*A block of data:*
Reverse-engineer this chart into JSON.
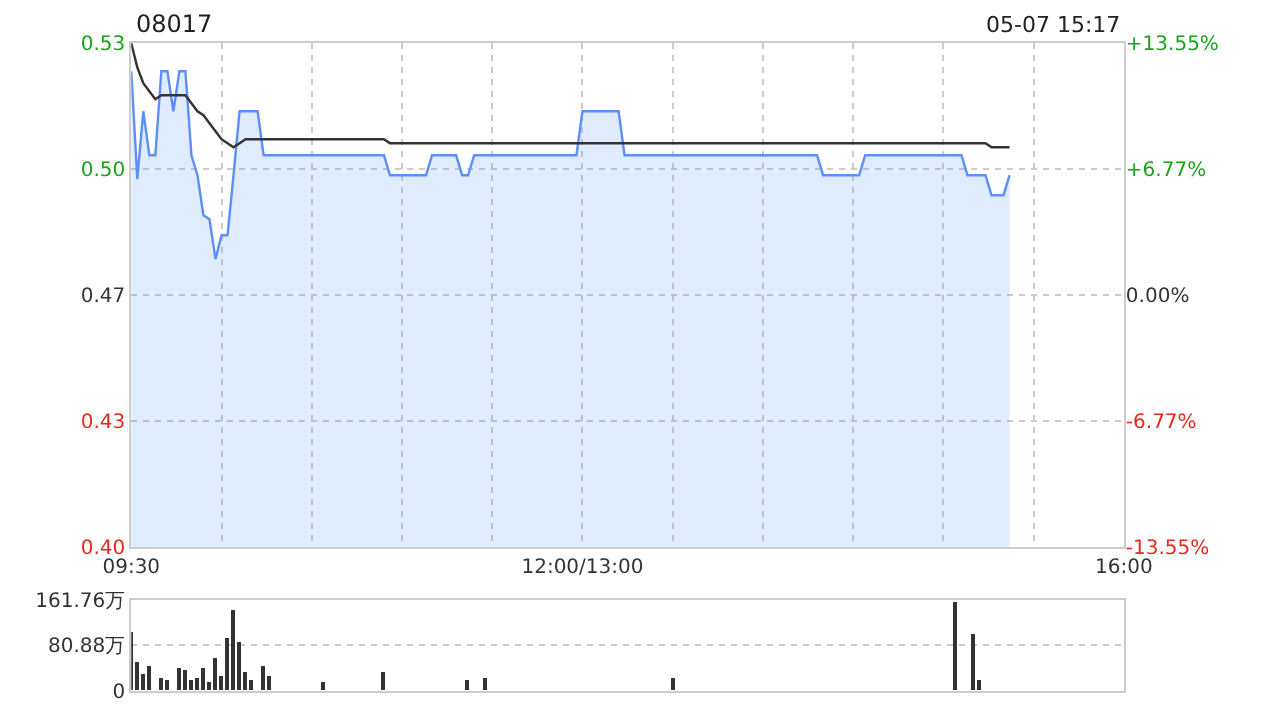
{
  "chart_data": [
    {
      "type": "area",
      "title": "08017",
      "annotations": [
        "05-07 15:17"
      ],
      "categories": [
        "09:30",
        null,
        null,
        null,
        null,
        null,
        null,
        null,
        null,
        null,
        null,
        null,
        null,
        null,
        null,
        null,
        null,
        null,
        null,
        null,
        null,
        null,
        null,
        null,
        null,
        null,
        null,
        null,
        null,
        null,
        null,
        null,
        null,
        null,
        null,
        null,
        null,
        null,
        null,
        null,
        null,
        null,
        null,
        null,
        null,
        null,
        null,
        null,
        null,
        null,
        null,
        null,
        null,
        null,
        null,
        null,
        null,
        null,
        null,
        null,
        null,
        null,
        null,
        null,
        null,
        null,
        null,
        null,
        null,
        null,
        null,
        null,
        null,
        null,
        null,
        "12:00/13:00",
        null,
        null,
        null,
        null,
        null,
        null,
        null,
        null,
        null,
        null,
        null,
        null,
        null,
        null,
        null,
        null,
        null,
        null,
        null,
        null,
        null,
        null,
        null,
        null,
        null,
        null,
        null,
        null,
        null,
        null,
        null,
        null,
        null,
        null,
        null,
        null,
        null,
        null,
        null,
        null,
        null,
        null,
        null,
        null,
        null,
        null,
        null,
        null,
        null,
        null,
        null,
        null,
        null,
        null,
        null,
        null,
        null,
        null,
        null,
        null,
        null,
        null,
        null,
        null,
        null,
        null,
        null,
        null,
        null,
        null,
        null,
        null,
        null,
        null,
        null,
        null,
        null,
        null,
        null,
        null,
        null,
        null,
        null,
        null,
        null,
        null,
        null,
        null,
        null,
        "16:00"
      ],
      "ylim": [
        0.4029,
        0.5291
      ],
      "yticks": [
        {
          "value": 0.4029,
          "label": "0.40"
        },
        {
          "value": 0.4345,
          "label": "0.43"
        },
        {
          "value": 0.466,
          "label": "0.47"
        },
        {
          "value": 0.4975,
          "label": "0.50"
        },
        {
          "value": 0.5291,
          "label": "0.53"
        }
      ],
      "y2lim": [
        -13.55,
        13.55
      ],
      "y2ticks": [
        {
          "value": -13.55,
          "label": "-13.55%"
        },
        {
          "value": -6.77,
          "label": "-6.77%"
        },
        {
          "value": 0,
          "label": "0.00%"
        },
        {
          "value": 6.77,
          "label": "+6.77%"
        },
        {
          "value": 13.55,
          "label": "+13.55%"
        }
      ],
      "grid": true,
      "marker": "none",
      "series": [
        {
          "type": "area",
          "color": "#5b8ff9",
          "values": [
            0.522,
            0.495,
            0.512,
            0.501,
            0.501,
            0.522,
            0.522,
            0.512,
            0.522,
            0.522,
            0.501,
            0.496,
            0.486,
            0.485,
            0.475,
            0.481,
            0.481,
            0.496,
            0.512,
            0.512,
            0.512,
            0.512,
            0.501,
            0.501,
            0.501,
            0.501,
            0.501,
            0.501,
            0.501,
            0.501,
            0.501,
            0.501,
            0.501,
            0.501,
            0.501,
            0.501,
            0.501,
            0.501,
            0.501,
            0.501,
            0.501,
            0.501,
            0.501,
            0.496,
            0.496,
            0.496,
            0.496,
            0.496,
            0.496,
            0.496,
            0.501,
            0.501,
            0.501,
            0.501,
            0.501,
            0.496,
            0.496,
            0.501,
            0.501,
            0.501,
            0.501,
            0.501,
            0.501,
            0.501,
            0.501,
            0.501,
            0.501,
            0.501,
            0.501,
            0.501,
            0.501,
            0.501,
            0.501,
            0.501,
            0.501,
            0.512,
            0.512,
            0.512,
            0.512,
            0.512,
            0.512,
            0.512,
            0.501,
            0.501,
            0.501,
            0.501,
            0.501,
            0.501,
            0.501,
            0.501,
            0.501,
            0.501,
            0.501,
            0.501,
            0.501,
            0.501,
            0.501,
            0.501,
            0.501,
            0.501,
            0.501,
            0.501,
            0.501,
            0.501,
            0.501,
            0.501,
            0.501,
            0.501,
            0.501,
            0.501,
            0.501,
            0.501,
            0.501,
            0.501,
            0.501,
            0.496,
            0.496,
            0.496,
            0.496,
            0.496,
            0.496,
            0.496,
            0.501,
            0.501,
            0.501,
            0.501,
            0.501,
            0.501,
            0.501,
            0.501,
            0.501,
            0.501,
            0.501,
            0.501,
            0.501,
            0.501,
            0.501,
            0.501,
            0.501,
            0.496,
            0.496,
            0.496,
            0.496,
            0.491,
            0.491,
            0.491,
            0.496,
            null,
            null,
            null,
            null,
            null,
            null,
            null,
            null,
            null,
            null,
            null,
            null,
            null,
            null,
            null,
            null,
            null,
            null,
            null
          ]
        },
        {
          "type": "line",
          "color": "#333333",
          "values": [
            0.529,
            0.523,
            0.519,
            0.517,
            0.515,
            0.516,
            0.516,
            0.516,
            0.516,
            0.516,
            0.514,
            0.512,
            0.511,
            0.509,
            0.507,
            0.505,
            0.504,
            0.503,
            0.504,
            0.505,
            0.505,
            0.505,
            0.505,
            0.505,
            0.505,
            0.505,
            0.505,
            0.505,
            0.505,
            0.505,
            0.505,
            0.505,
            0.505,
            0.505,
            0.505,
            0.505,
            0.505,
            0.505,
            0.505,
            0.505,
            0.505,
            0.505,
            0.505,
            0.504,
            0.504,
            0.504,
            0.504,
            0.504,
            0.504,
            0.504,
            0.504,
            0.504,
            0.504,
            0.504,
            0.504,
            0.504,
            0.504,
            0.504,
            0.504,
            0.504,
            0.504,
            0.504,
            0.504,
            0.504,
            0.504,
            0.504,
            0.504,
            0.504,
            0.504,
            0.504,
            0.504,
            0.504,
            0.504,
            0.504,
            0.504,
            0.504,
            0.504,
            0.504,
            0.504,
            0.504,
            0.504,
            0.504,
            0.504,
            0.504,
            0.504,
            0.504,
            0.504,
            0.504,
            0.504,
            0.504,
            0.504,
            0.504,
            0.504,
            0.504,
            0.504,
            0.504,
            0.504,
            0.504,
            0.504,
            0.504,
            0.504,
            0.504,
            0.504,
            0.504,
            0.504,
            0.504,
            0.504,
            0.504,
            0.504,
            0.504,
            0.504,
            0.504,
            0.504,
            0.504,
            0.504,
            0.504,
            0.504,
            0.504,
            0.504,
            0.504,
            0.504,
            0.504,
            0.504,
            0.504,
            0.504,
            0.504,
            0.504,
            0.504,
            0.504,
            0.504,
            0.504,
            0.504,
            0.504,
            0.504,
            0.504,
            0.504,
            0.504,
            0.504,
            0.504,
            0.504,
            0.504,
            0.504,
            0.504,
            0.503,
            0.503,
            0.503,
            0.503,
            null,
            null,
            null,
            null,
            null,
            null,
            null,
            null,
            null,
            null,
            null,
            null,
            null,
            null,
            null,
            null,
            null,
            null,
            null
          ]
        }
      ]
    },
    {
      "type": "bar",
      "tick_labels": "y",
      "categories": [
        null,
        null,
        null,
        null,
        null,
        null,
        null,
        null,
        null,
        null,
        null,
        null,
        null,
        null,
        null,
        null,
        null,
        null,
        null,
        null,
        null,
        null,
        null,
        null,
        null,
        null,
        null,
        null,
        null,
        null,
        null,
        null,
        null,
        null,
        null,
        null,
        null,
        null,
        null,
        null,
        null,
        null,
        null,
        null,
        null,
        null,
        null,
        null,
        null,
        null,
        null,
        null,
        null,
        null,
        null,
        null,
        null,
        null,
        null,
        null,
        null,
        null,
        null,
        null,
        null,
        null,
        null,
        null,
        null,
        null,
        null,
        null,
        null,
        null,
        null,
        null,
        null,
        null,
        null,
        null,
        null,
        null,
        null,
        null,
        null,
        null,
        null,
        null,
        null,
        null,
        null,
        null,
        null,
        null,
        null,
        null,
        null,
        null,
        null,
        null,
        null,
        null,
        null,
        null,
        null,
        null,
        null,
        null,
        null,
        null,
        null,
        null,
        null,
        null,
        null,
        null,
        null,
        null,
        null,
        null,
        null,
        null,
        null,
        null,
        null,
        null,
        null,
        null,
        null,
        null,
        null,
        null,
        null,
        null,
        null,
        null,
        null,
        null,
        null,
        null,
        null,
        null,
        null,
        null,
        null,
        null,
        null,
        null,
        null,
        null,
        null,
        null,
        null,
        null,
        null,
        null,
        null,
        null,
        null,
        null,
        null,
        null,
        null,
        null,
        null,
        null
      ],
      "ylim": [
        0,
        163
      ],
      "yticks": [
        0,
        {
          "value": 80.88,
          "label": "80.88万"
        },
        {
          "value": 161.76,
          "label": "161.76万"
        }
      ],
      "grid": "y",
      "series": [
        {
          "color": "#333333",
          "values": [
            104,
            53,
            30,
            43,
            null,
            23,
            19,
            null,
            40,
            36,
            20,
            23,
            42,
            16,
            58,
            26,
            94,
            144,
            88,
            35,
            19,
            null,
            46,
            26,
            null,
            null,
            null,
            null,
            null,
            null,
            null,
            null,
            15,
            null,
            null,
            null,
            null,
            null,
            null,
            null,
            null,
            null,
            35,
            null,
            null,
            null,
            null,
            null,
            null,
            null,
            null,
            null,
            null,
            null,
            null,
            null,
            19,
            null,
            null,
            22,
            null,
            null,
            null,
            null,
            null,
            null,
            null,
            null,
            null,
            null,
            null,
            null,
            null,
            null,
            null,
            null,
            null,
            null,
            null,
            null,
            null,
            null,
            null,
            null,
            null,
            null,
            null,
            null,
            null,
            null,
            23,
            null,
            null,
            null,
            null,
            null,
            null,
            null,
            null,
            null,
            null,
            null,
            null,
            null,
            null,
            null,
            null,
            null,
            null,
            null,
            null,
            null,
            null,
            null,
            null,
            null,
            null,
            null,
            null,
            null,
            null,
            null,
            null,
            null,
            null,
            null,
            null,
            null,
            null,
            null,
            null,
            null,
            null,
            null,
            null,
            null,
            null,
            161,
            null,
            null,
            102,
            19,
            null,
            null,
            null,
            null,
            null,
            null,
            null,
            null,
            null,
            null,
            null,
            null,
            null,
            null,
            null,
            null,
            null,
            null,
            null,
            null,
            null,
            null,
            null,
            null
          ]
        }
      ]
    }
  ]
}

*Work to be completed:* Pull every line containing "type" out of the records.

*Completed task:*
      "type": "area",
          "type": "area",
          "type": "line",
      "type": "bar",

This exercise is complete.